▸ GOAL
Would you transcribe the listing that follows, character for character, and omit its images?

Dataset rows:
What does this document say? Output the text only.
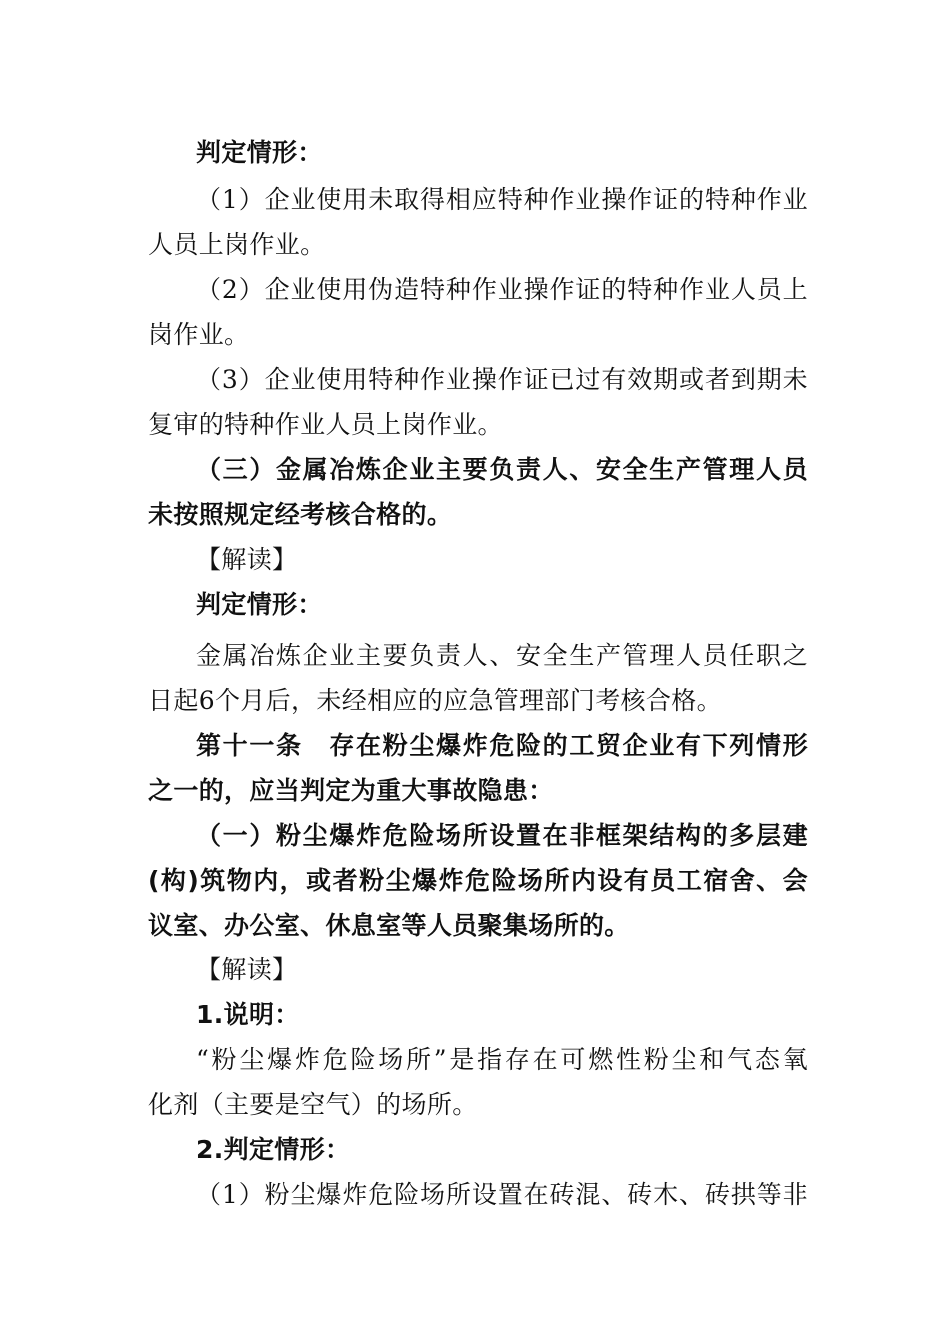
判定情形：
（1）企业使用未取得相应特种作业操作证的特种作业
人员上岗作业。
（2）企业使用伪造特种作业操作证的特种作业人员上
岗作业。
（3）企业使用特种作业操作证已过有效期或者到期未
复审的特种作业人员上岗作业。
（三）金属冶炼企业主要负责人、安全生产管理人员
未按照规定经考核合格的。
【解读】
判定情形：
金属冶炼企业主要负责人、安全生产管理人员任职之
日起6个月后，未经相应的应急管理部门考核合格。
第十一条　存在粉尘爆炸危险的工贸企业有下列情形
之一的，应当判定为重大事故隐患：
（一）粉尘爆炸危险场所设置在非框架结构的多层建
(构)筑物内，或者粉尘爆炸危险场所内设有员工宿舍、会
议室、办公室、休息室等人员聚集场所的。
【解读】
1.说明：
“粉尘爆炸危险场所”是指存在可燃性粉尘和气态氧
化剂（主要是空气）的场所。
2.判定情形：
（1）粉尘爆炸危险场所设置在砖混、砖木、砖拱等非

▸ RESPONSE FOR THIS EXERCISE
What does this document say? Output the text only.
判定情形：
（1）企业使用未取得相应特种作业操作证的特种作业
人员上岗作业。
（2）企业使用伪造特种作业操作证的特种作业人员上
岗作业。
（3）企业使用特种作业操作证已过有效期或者到期未
复审的特种作业人员上岗作业。
（三）金属冶炼企业主要负责人、安全生产管理人员
未按照规定经考核合格的。
【解读】
判定情形：
金属冶炼企业主要负责人、安全生产管理人员任职之
日起6个月后，未经相应的应急管理部门考核合格。
第十一条　存在粉尘爆炸危险的工贸企业有下列情形
之一的，应当判定为重大事故隐患：
（一）粉尘爆炸危险场所设置在非框架结构的多层建
(构)筑物内，或者粉尘爆炸危险场所内设有员工宿舍、会
议室、办公室、休息室等人员聚集场所的。
【解读】
1.说明：
“粉尘爆炸危险场所”是指存在可燃性粉尘和气态氧
化剂（主要是空气）的场所。
2.判定情形：
（1）粉尘爆炸危险场所设置在砖混、砖木、砖拱等非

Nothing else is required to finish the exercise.